*Instruction*:
Pull out every line in the listing below that contains the string "value".

*Task input*:
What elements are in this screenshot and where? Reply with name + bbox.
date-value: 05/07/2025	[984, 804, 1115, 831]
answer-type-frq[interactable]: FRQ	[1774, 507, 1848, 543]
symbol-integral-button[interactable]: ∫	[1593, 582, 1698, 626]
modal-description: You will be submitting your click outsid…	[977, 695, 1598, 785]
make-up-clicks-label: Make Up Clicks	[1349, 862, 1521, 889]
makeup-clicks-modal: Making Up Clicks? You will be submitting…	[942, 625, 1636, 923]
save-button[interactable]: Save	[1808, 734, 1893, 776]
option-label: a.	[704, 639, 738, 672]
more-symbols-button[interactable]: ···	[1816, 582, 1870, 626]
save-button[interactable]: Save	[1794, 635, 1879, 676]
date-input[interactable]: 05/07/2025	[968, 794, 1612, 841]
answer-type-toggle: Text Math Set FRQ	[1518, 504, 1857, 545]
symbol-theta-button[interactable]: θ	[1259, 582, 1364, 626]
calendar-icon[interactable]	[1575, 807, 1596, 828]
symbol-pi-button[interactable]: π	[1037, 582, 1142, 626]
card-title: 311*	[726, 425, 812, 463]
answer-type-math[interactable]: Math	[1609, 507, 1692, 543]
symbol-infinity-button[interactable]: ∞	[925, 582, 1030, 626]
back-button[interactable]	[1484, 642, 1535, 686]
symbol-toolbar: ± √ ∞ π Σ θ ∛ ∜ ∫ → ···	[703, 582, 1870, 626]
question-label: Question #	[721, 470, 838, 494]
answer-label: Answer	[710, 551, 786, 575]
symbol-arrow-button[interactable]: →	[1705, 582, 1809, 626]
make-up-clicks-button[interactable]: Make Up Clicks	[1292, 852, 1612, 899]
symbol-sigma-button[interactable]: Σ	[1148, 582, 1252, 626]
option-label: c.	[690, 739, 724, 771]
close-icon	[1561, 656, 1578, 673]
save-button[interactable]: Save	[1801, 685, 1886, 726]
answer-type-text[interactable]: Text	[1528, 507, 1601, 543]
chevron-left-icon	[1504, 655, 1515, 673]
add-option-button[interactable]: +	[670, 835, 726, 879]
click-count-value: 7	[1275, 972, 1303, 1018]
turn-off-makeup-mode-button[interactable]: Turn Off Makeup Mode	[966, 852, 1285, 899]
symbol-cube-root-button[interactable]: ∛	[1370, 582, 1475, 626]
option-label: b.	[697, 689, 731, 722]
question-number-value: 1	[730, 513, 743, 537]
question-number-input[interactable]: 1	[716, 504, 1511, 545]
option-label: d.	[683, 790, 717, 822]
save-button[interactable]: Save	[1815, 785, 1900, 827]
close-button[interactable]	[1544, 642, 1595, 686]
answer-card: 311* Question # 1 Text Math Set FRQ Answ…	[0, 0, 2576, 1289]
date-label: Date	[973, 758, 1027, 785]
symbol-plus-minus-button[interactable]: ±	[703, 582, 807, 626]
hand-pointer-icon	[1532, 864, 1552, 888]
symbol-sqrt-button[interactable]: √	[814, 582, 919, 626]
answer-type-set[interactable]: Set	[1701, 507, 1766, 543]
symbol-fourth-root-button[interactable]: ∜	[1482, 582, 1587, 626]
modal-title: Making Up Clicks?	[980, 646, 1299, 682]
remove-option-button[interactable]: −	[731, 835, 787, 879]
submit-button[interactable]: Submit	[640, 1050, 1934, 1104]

*Right answer*:
date-value: 05/07/2025	[984, 804, 1115, 831]
click-count-value: 7	[1275, 972, 1303, 1018]
question-number-value: 1	[730, 513, 743, 537]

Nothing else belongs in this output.